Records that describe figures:
=======
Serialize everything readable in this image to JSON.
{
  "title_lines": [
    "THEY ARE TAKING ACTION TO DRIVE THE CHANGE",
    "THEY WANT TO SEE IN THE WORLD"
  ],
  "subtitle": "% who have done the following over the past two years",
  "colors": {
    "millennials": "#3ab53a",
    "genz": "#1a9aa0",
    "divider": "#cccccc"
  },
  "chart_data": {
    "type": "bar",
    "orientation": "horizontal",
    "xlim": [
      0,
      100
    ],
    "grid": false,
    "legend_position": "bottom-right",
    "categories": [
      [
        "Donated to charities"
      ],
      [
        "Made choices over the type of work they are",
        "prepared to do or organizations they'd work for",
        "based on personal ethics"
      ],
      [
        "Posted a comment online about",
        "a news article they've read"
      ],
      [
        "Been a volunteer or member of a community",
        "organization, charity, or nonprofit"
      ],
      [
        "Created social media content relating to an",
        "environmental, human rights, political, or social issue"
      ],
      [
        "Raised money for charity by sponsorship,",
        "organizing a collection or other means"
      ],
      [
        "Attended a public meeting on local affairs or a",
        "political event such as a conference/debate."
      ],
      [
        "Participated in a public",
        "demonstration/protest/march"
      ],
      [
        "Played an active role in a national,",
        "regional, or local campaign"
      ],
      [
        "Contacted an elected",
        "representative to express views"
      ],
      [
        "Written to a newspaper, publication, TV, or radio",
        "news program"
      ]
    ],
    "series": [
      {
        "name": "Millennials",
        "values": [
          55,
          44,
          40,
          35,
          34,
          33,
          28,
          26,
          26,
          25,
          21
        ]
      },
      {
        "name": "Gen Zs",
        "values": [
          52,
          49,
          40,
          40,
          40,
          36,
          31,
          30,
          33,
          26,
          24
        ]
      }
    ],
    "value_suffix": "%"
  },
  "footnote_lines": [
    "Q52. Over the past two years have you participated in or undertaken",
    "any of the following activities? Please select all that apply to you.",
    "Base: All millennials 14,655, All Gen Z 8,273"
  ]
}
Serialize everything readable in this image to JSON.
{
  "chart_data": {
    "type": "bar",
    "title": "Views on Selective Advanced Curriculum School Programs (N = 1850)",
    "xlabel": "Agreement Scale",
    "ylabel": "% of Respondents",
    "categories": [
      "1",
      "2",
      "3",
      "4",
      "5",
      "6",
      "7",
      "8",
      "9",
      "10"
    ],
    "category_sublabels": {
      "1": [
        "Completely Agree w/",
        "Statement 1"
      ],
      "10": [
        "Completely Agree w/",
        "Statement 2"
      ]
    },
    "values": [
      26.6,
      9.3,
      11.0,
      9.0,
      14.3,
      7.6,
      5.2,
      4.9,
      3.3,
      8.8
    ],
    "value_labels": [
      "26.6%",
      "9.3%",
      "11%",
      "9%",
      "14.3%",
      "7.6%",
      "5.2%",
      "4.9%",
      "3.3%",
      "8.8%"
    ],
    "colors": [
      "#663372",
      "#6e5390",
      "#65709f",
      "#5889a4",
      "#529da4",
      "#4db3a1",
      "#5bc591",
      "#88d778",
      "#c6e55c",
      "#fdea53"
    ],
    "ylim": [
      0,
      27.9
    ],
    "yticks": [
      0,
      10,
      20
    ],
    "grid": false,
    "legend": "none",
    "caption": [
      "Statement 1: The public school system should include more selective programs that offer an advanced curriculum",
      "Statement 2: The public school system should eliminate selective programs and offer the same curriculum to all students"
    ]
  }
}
=======
OBJECTIVE: Using the listing above, retype each line exactly.

WRITTEN ANSWER:
Serialize everything readable in this image to JSON.
{
  "title_lines": [
    "THEY ARE TAKING ACTION TO DRIVE THE CHANGE",
    "THEY WANT TO SEE IN THE WORLD"
  ],
  "subtitle": "% who have done the following over the past two years",
  "colors": {
    "millennials": "#3ab53a",
    "genz": "#1a9aa0",
    "divider": "#cccccc"
  },
  "chart_data": {
    "type": "bar",
    "orientation": "horizontal",
    "xlim": [
      0,
      100
    ],
    "grid": false,
    "legend_position": "bottom-right",
    "categories": [
      [
        "Donated to charities"
      ],
      [
        "Made choices over the type of work they are",
        "prepared to do or organizations they'd work for",
        "based on personal ethics"
      ],
      [
        "Posted a comment online about",
        "a news article they've read"
      ],
      [
        "Been a volunteer or member of a community",
        "organization, charity, or nonprofit"
      ],
      [
        "Created social media content relating to an",
        "environmental, human rights, political, or social issue"
      ],
      [
        "Raised money for charity by sponsorship,",
        "organizing a collection or other means"
      ],
      [
        "Attended a public meeting on local affairs or a",
        "political event such as a conference/debate."
      ],
      [
        "Participated in a public",
        "demonstration/protest/march"
      ],
      [
        "Played an active role in a national,",
        "regional, or local campaign"
      ],
      [
        "Contacted an elected",
        "representative to express views"
      ],
      [
        "Written to a newspaper, publication, TV, or radio",
        "news program"
      ]
    ],
    "series": [
      {
        "name": "Millennials",
        "values": [
          55,
          44,
          40,
          35,
          34,
          33,
          28,
          26,
          26,
          25,
          21
        ]
      },
      {
        "name": "Gen Zs",
        "values": [
          52,
          49,
          40,
          40,
          40,
          36,
          31,
          30,
          33,
          26,
          24
        ]
      }
    ],
    "value_suffix": "%"
  },
  "footnote_lines": [
    "Q52. Over the past two years have you participated in or undertaken",
    "any of the following activities? Please select all that apply to you.",
    "Base: All millennials 14,655, All Gen Z 8,273"
  ]
}
Serialize everything readable in this image to JSON.
{
  "chart_data": {
    "type": "bar",
    "title": "Views on Selective Advanced Curriculum School Programs (N = 1850)",
    "xlabel": "Agreement Scale",
    "ylabel": "% of Respondents",
    "categories": [
      "1",
      "2",
      "3",
      "4",
      "5",
      "6",
      "7",
      "8",
      "9",
      "10"
    ],
    "category_sublabels": {
      "1": [
        "Completely Agree w/",
        "Statement 1"
      ],
      "10": [
        "Completely Agree w/",
        "Statement 2"
      ]
    },
    "values": [
      26.6,
      9.3,
      11.0,
      9.0,
      14.3,
      7.6,
      5.2,
      4.9,
      3.3,
      8.8
    ],
    "value_labels": [
      "26.6%",
      "9.3%",
      "11%",
      "9%",
      "14.3%",
      "7.6%",
      "5.2%",
      "4.9%",
      "3.3%",
      "8.8%"
    ],
    "colors": [
      "#663372",
      "#6e5390",
      "#65709f",
      "#5889a4",
      "#529da4",
      "#4db3a1",
      "#5bc591",
      "#88d778",
      "#c6e55c",
      "#fdea53"
    ],
    "ylim": [
      0,
      27.9
    ],
    "yticks": [
      0,
      10,
      20
    ],
    "grid": false,
    "legend": "none",
    "caption": [
      "Statement 1: The public school system should include more selective programs that offer an advanced curriculum",
      "Statement 2: The public school system should eliminate selective programs and offer the same curriculum to all students"
    ]
  }
}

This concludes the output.